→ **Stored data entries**
□ □ □ □ □
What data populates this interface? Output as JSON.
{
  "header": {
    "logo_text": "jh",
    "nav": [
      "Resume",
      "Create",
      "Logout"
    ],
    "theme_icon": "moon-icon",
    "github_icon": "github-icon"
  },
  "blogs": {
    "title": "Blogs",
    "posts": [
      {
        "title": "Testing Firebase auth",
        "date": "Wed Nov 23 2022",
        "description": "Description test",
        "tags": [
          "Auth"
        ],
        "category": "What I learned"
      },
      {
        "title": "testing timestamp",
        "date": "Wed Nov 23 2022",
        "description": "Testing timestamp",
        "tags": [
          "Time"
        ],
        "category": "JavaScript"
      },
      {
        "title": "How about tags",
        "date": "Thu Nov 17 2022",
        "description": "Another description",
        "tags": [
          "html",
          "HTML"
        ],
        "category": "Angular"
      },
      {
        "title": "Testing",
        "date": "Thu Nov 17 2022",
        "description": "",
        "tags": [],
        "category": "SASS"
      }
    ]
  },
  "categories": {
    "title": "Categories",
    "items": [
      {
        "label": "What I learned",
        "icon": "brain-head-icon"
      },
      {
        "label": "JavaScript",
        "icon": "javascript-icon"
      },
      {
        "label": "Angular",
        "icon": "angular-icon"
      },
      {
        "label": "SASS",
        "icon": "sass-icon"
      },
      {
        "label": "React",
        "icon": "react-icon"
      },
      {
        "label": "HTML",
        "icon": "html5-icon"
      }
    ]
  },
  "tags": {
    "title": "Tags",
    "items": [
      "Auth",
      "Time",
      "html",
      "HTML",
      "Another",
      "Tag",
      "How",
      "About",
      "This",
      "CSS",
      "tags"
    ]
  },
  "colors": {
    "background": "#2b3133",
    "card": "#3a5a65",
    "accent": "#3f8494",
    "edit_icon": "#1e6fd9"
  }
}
□ □ □ □ □
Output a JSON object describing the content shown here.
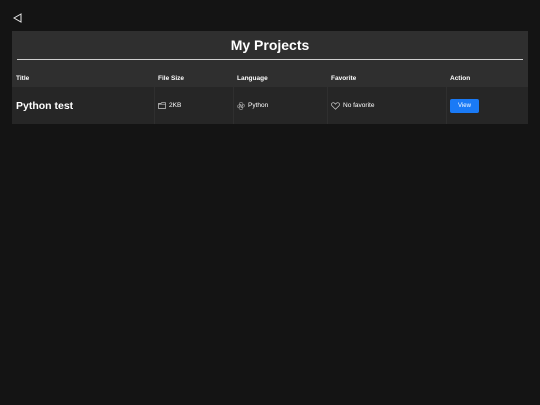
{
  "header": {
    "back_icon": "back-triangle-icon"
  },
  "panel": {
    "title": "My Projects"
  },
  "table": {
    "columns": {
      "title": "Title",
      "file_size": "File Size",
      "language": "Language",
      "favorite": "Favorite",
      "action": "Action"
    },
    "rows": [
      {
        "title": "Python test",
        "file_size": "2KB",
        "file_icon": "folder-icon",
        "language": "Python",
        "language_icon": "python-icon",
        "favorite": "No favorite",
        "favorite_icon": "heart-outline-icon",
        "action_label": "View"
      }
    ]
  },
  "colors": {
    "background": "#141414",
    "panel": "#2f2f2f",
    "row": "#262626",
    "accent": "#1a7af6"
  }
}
□ □ □ □ □
→ **Request**
In the lines above, locate the string "Output". Copy every line where it occurs.

→ **Result of this task**
What data populates this interface? Output as JSON.
Output a JSON object describing the content shown here.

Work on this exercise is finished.